What is asked » Go through the listing below and gather every line with the word "Developer".

Dataset records
──────
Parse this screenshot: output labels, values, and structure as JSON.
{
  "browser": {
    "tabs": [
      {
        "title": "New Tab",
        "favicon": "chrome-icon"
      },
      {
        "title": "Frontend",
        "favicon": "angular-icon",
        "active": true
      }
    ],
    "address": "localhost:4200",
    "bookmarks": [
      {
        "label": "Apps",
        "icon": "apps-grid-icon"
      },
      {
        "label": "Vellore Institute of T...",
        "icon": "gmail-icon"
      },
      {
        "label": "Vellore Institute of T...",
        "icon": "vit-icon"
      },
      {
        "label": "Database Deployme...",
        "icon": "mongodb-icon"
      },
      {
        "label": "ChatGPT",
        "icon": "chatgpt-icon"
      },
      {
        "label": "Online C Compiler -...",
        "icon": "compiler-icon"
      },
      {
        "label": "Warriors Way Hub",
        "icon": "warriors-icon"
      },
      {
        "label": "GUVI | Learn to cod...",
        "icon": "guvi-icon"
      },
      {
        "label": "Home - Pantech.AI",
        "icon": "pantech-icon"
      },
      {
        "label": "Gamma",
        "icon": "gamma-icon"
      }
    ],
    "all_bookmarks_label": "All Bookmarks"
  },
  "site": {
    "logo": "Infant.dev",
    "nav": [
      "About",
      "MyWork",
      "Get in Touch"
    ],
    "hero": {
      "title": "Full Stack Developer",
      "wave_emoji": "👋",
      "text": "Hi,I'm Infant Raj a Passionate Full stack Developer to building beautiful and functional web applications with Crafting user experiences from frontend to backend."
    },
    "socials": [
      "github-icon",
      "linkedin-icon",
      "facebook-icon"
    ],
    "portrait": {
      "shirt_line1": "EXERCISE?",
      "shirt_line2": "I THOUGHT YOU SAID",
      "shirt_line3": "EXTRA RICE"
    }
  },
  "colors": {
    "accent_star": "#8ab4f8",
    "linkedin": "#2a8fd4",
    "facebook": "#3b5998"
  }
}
──────
Full response »
      "title": "Full Stack Developer",
      "text": "Hi,I'm Infant Raj a Passionate Full stack Developer to building beautiful and functional web applications with Crafting user experiences from frontend to backend."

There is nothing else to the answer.